» **EXERCISE INSTRUCTIONS**:
Restate the listing below word for word, omitting any images.

» **DATA FOR THIS TASK**:
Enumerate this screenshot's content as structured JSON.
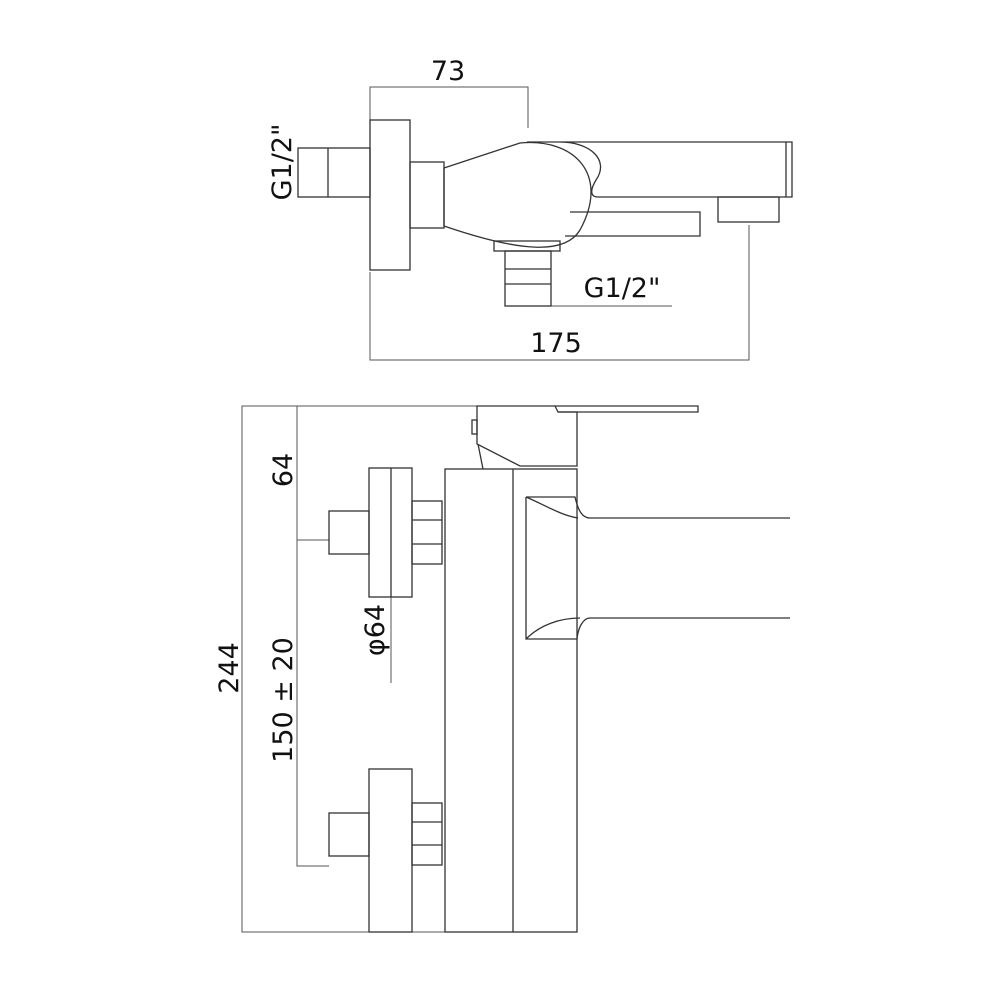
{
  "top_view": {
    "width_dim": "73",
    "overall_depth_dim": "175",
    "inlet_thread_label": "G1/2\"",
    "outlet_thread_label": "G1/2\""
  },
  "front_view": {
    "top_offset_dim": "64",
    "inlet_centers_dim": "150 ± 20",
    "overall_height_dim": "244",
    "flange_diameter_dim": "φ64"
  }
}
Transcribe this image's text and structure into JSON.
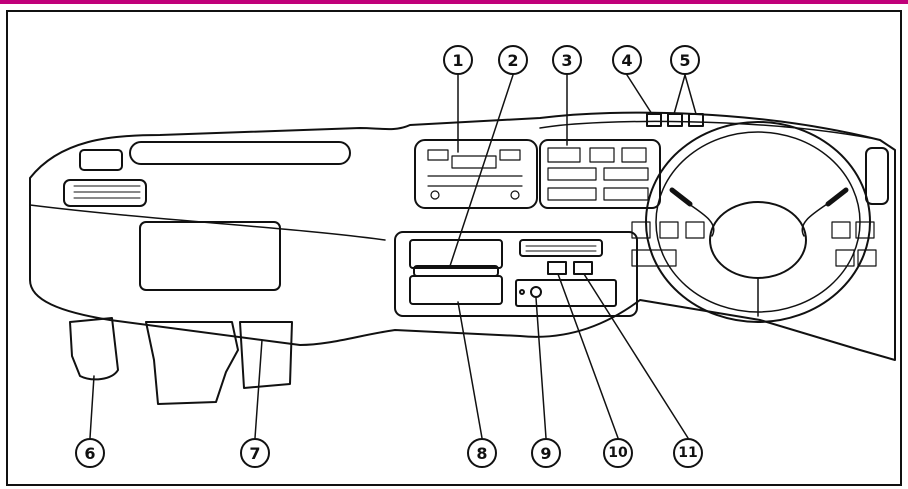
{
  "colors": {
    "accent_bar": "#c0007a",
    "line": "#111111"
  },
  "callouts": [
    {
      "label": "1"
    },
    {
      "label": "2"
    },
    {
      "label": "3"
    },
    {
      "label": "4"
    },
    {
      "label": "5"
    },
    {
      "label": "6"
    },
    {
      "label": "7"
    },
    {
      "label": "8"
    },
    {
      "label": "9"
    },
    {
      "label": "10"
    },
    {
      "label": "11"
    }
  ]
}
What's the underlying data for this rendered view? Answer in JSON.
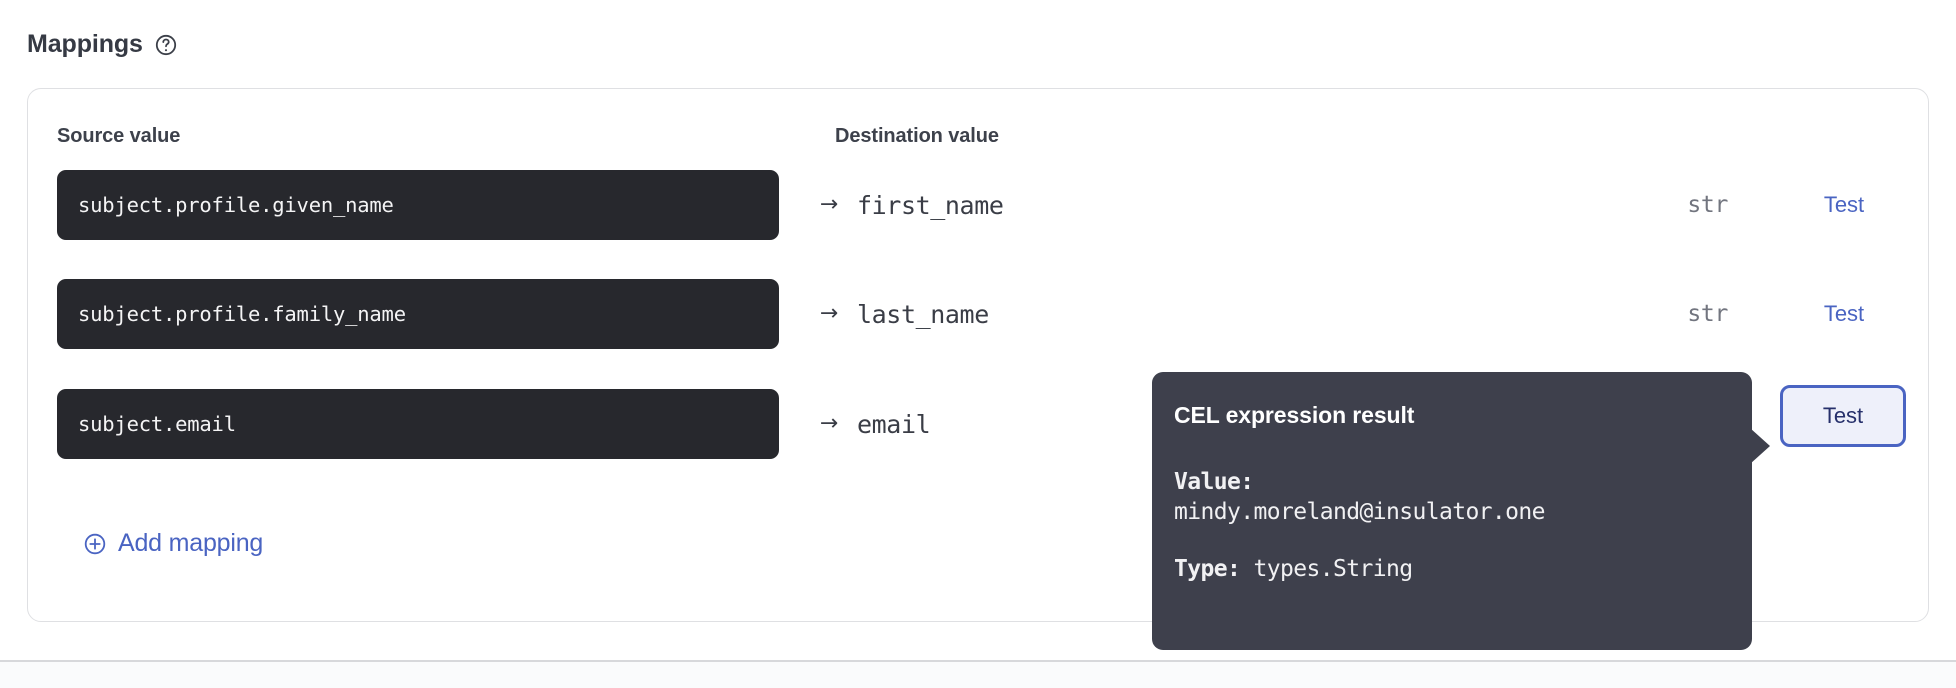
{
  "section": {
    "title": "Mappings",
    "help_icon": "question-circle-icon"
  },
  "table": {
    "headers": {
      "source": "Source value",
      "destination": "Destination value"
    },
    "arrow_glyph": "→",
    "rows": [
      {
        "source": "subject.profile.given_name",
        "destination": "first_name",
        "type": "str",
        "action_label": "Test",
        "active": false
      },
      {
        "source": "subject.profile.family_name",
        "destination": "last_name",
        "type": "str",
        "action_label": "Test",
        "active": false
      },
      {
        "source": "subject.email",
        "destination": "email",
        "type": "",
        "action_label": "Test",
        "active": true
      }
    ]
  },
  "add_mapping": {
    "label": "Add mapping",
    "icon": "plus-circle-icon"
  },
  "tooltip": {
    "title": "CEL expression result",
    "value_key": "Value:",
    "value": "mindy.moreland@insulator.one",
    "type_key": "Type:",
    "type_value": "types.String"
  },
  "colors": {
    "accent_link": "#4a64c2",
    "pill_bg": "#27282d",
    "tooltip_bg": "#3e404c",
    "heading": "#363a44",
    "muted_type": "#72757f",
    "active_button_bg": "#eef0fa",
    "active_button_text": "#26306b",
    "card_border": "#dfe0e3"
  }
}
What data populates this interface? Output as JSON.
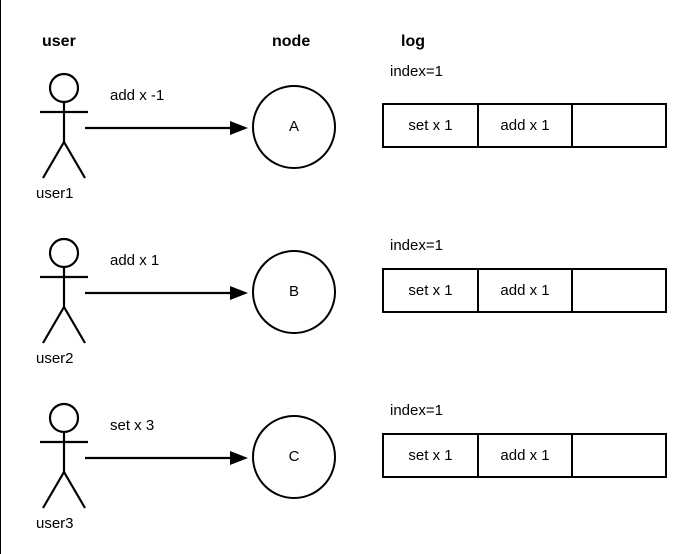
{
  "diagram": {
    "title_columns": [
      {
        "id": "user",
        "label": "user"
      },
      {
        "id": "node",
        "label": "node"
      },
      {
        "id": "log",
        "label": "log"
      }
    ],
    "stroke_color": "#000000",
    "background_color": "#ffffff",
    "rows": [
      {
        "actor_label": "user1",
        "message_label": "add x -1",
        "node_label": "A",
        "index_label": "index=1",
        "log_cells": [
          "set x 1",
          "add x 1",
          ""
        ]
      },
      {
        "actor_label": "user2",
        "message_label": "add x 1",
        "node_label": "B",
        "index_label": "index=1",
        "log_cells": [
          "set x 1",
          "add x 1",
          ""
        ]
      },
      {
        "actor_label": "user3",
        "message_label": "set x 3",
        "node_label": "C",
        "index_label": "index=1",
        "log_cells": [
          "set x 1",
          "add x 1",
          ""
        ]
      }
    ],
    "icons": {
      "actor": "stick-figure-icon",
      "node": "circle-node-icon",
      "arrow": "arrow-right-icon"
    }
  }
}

» **ANSWER TO THIS EXERCISE**:
Enumerate this screenshot's content as structured JSON.
{
  "top_view": {
    "width_dim": "73",
    "overall_depth_dim": "175",
    "inlet_thread_label": "G1/2\"",
    "outlet_thread_label": "G1/2\""
  },
  "front_view": {
    "top_offset_dim": "64",
    "inlet_centers_dim": "150 ± 20",
    "overall_height_dim": "244",
    "flange_diameter_dim": "φ64"
  }
}
Transcribe this image's text and structure into JSON.
{
  "colors": {
    "accent_bar": "#c0007a",
    "line": "#111111"
  },
  "callouts": [
    {
      "label": "1"
    },
    {
      "label": "2"
    },
    {
      "label": "3"
    },
    {
      "label": "4"
    },
    {
      "label": "5"
    },
    {
      "label": "6"
    },
    {
      "label": "7"
    },
    {
      "label": "8"
    },
    {
      "label": "9"
    },
    {
      "label": "10"
    },
    {
      "label": "11"
    }
  ]
}
What's the underlying data for this rendered view? Answer in JSON.
{
  "section": {
    "title": "Mappings",
    "help_icon": "question-circle-icon"
  },
  "table": {
    "headers": {
      "source": "Source value",
      "destination": "Destination value"
    },
    "arrow_glyph": "→",
    "rows": [
      {
        "source": "subject.profile.given_name",
        "destination": "first_name",
        "type": "str",
        "action_label": "Test",
        "active": false
      },
      {
        "source": "subject.profile.family_name",
        "destination": "last_name",
        "type": "str",
        "action_label": "Test",
        "active": false
      },
      {
        "source": "subject.email",
        "destination": "email",
        "type": "",
        "action_label": "Test",
        "active": true
      }
    ]
  },
  "add_mapping": {
    "label": "Add mapping",
    "icon": "plus-circle-icon"
  },
  "tooltip": {
    "title": "CEL expression result",
    "value_key": "Value:",
    "value": "mindy.moreland@insulator.one",
    "type_key": "Type:",
    "type_value": "types.String"
  },
  "colors": {
    "accent_link": "#4a64c2",
    "pill_bg": "#27282d",
    "tooltip_bg": "#3e404c",
    "heading": "#363a44",
    "muted_type": "#72757f",
    "active_button_bg": "#eef0fa",
    "active_button_text": "#26306b",
    "card_border": "#dfe0e3"
  }
}
What data populates this interface? Output as JSON.
{
  "diagram": {
    "title_columns": [
      {
        "id": "user",
        "label": "user"
      },
      {
        "id": "node",
        "label": "node"
      },
      {
        "id": "log",
        "label": "log"
      }
    ],
    "stroke_color": "#000000",
    "background_color": "#ffffff",
    "rows": [
      {
        "actor_label": "user1",
        "message_label": "add x -1",
        "node_label": "A",
        "index_label": "index=1",
        "log_cells": [
          "set x 1",
          "add x 1",
          ""
        ]
      },
      {
        "actor_label": "user2",
        "message_label": "add x 1",
        "node_label": "B",
        "index_label": "index=1",
        "log_cells": [
          "set x 1",
          "add x 1",
          ""
        ]
      },
      {
        "actor_label": "user3",
        "message_label": "set x 3",
        "node_label": "C",
        "index_label": "index=1",
        "log_cells": [
          "set x 1",
          "add x 1",
          ""
        ]
      }
    ],
    "icons": {
      "actor": "stick-figure-icon",
      "node": "circle-node-icon",
      "arrow": "arrow-right-icon"
    }
  }
}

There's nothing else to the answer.